(Stored records)
[Start]
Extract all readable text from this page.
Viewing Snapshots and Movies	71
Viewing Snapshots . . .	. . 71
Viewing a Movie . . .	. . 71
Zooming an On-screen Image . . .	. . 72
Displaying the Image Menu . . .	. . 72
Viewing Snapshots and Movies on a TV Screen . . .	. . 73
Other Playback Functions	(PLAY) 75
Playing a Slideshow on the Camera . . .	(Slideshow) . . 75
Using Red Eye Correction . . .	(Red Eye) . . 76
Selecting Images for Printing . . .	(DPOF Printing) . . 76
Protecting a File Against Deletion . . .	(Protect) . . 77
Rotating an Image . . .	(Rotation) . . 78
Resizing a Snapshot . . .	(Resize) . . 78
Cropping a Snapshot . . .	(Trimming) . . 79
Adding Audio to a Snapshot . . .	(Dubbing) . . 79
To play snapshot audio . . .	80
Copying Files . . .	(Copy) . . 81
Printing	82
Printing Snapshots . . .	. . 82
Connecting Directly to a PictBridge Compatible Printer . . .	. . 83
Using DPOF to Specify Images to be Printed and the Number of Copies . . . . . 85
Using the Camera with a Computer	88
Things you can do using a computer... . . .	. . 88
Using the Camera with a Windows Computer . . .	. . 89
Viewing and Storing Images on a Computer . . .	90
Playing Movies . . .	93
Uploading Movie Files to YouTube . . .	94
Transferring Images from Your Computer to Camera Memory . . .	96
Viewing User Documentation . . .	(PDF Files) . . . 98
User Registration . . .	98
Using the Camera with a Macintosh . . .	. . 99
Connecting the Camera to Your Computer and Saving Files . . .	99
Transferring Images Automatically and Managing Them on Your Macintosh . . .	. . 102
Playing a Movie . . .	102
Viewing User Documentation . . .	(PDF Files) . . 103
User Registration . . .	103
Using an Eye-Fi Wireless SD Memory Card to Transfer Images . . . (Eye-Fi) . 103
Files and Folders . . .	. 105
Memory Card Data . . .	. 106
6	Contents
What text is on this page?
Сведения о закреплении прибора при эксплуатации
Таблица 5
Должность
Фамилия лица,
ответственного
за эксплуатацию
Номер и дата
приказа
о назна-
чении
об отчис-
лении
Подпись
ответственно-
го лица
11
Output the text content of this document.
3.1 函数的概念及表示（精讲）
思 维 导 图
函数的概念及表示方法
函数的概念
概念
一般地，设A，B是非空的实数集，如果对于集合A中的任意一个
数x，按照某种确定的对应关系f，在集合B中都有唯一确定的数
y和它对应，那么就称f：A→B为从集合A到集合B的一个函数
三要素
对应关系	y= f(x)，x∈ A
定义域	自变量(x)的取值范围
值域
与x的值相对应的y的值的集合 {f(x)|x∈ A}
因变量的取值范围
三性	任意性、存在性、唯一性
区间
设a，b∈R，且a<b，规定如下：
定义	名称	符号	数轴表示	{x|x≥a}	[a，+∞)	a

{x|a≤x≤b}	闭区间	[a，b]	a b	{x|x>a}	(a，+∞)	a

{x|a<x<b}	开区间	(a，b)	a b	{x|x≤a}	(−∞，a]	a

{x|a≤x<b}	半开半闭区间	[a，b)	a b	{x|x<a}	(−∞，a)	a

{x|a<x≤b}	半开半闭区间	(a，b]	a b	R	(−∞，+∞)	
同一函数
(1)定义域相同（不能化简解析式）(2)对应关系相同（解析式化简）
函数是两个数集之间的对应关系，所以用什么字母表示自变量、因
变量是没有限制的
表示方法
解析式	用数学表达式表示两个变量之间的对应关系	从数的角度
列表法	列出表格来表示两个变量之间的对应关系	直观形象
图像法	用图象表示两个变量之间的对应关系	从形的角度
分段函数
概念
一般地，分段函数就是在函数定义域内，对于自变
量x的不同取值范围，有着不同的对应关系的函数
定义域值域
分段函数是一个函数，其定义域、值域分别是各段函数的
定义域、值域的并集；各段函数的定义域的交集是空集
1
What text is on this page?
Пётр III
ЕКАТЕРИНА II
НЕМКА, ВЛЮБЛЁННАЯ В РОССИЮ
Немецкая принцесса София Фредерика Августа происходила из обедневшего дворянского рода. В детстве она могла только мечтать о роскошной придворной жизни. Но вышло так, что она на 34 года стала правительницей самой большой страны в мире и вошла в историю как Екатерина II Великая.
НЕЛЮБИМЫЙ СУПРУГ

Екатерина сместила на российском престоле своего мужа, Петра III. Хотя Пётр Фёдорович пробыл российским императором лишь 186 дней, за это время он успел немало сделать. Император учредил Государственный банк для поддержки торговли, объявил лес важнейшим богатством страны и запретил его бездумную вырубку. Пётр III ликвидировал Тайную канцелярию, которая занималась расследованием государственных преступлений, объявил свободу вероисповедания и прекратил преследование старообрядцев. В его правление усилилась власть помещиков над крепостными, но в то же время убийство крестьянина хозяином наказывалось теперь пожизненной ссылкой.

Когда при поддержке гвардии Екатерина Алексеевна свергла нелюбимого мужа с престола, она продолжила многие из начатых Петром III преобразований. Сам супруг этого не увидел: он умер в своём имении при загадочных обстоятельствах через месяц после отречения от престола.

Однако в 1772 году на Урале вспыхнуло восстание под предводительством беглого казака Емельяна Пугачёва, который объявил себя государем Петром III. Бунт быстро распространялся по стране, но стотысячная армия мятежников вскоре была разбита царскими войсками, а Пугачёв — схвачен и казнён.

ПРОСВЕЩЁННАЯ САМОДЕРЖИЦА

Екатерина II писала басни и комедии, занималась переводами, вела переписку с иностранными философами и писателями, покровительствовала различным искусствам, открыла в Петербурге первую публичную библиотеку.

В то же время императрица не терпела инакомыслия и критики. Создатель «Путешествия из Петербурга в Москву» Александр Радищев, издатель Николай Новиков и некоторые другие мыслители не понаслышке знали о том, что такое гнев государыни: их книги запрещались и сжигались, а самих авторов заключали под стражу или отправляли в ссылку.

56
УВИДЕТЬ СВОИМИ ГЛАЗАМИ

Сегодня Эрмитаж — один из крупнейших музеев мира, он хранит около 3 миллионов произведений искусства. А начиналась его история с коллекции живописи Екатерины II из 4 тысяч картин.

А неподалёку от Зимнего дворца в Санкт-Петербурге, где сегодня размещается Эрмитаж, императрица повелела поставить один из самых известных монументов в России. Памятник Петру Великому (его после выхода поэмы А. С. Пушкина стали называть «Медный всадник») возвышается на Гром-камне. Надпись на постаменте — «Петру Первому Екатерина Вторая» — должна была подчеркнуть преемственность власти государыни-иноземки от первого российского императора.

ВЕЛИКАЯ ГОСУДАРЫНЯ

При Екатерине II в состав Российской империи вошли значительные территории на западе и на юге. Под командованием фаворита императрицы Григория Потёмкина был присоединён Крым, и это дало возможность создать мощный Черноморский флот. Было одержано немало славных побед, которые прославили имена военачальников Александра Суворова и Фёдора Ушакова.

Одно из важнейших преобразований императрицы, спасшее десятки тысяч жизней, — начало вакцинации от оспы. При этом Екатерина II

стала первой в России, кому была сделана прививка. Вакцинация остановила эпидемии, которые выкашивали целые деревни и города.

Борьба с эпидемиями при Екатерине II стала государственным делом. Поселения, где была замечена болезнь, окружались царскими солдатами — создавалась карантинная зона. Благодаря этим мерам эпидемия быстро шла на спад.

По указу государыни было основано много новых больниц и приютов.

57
[End]
YOUR INSTRUCTIONS: Transcribe each entry precisely, missing none.

IN RESPONSE:
Extract all readable text from this page.
Viewing Snapshots and Movies	71
Viewing Snapshots . . .	. . 71
Viewing a Movie . . .	. . 71
Zooming an On-screen Image . . .	. . 72
Displaying the Image Menu . . .	. . 72
Viewing Snapshots and Movies on a TV Screen . . .	. . 73
Other Playback Functions	(PLAY) 75
Playing a Slideshow on the Camera . . .	(Slideshow) . . 75
Using Red Eye Correction . . .	(Red Eye) . . 76
Selecting Images for Printing . . .	(DPOF Printing) . . 76
Protecting a File Against Deletion . . .	(Protect) . . 77
Rotating an Image . . .	(Rotation) . . 78
Resizing a Snapshot . . .	(Resize) . . 78
Cropping a Snapshot . . .	(Trimming) . . 79
Adding Audio to a Snapshot . . .	(Dubbing) . . 79
To play snapshot audio . . .	80
Copying Files . . .	(Copy) . . 81
Printing	82
Printing Snapshots . . .	. . 82
Connecting Directly to a PictBridge Compatible Printer . . .	. . 83
Using DPOF to Specify Images to be Printed and the Number of Copies . . . . . 85
Using the Camera with a Computer	88
Things you can do using a computer... . . .	. . 88
Using the Camera with a Windows Computer . . .	. . 89
Viewing and Storing Images on a Computer . . .	90
Playing Movies . . .	93
Uploading Movie Files to YouTube . . .	94
Transferring Images from Your Computer to Camera Memory . . .	96
Viewing User Documentation . . .	(PDF Files) . . . 98
User Registration . . .	98
Using the Camera with a Macintosh . . .	. . 99
Connecting the Camera to Your Computer and Saving Files . . .	99
Transferring Images Automatically and Managing Them on Your Macintosh . . .	. . 102
Playing a Movie . . .	102
Viewing User Documentation . . .	(PDF Files) . . 103
User Registration . . .	103
Using an Eye-Fi Wireless SD Memory Card to Transfer Images . . . (Eye-Fi) . 103
Files and Folders . . .	. 105
Memory Card Data . . .	. 106
6	Contents
What text is on this page?
Сведения о закреплении прибора при эксплуатации
Таблица 5
Должность
Фамилия лица,
ответственного
за эксплуатацию
Номер и дата
приказа
о назна-
чении
об отчис-
лении
Подпись
ответственно-
го лица
11
Output the text content of this document.
3.1 函数的概念及表示（精讲）
思 维 导 图
函数的概念及表示方法
函数的概念
概念
一般地，设A，B是非空的实数集，如果对于集合A中的任意一个
数x，按照某种确定的对应关系f，在集合B中都有唯一确定的数
y和它对应，那么就称f：A→B为从集合A到集合B的一个函数
三要素
对应关系	y= f(x)，x∈ A
定义域	自变量(x)的取值范围
值域
与x的值相对应的y的值的集合 {f(x)|x∈ A}
因变量的取值范围
三性	任意性、存在性、唯一性
区间
设a，b∈R，且a<b，规定如下：
定义	名称	符号	数轴表示	{x|x≥a}	[a，+∞)	a

{x|a≤x≤b}	闭区间	[a，b]	a b	{x|x>a}	(a，+∞)	a

{x|a<x<b}	开区间	(a，b)	a b	{x|x≤a}	(−∞，a]	a

{x|a≤x<b}	半开半闭区间	[a，b)	a b	{x|x<a}	(−∞，a)	a

{x|a<x≤b}	半开半闭区间	(a，b]	a b	R	(−∞，+∞)	
同一函数
(1)定义域相同（不能化简解析式）(2)对应关系相同（解析式化简）
函数是两个数集之间的对应关系，所以用什么字母表示自变量、因
变量是没有限制的
表示方法
解析式	用数学表达式表示两个变量之间的对应关系	从数的角度
列表法	列出表格来表示两个变量之间的对应关系	直观形象
图像法	用图象表示两个变量之间的对应关系	从形的角度
分段函数
概念
一般地，分段函数就是在函数定义域内，对于自变
量x的不同取值范围，有着不同的对应关系的函数
定义域值域
分段函数是一个函数，其定义域、值域分别是各段函数的
定义域、值域的并集；各段函数的定义域的交集是空集
1
What text is on this page?
Пётр III
ЕКАТЕРИНА II
НЕМКА, ВЛЮБЛЁННАЯ В РОССИЮ
Немецкая принцесса София Фредерика Августа происходила из обедневшего дворянского рода. В детстве она могла только мечтать о роскошной придворной жизни. Но вышло так, что она на 34 года стала правительницей самой большой страны в мире и вошла в историю как Екатерина II Великая.
НЕЛЮБИМЫЙ СУПРУГ

Екатерина сместила на российском престоле своего мужа, Петра III. Хотя Пётр Фёдорович пробыл российским императором лишь 186 дней, за это время он успел немало сделать. Император учредил Государственный банк для поддержки торговли, объявил лес важнейшим богатством страны и запретил его бездумную вырубку. Пётр III ликвидировал Тайную канцелярию, которая занималась расследованием государственных преступлений, объявил свободу вероисповедания и прекратил преследование старообрядцев. В его правление усилилась власть помещиков над крепостными, но в то же время убийство крестьянина хозяином наказывалось теперь пожизненной ссылкой.

Когда при поддержке гвардии Екатерина Алексеевна свергла нелюбимого мужа с престола, она продолжила многие из начатых Петром III преобразований. Сам супруг этого не увидел: он умер в своём имении при загадочных обстоятельствах через месяц после отречения от престола.

Однако в 1772 году на Урале вспыхнуло восстание под предводительством беглого казака Емельяна Пугачёва, который объявил себя государем Петром III. Бунт быстро распространялся по стране, но стотысячная армия мятежников вскоре была разбита царскими войсками, а Пугачёв — схвачен и казнён.

ПРОСВЕЩЁННАЯ САМОДЕРЖИЦА

Екатерина II писала басни и комедии, занималась переводами, вела переписку с иностранными философами и писателями, покровительствовала различным искусствам, открыла в Петербурге первую публичную библиотеку.

В то же время императрица не терпела инакомыслия и критики. Создатель «Путешествия из Петербурга в Москву» Александр Радищев, издатель Николай Новиков и некоторые другие мыслители не понаслышке знали о том, что такое гнев государыни: их книги запрещались и сжигались, а самих авторов заключали под стражу или отправляли в ссылку.

56
УВИДЕТЬ СВОИМИ ГЛАЗАМИ

Сегодня Эрмитаж — один из крупнейших музеев мира, он хранит около 3 миллионов произведений искусства. А начиналась его история с коллекции живописи Екатерины II из 4 тысяч картин.

А неподалёку от Зимнего дворца в Санкт-Петербурге, где сегодня размещается Эрмитаж, императрица повелела поставить один из самых известных монументов в России. Памятник Петру Великому (его после выхода поэмы А. С. Пушкина стали называть «Медный всадник») возвышается на Гром-камне. Надпись на постаменте — «Петру Первому Екатерина Вторая» — должна была подчеркнуть преемственность власти государыни-иноземки от первого российского императора.

ВЕЛИКАЯ ГОСУДАРЫНЯ

При Екатерине II в состав Российской империи вошли значительные территории на западе и на юге. Под командованием фаворита императрицы Григория Потёмкина был присоединён Крым, и это дало возможность создать мощный Черноморский флот. Было одержано немало славных побед, которые прославили имена военачальников Александра Суворова и Фёдора Ушакова.

Одно из важнейших преобразований императрицы, спасшее десятки тысяч жизней, — начало вакцинации от оспы. При этом Екатерина II

стала первой в России, кому была сделана прививка. Вакцинация остановила эпидемии, которые выкашивали целые деревни и города.

Борьба с эпидемиями при Екатерине II стала государственным делом. Поселения, где была замечена болезнь, окружались царскими солдатами — создавалась карантинная зона. Благодаря этим мерам эпидемия быстро шла на спад.

По указу государыни было основано много новых больниц и приютов.

57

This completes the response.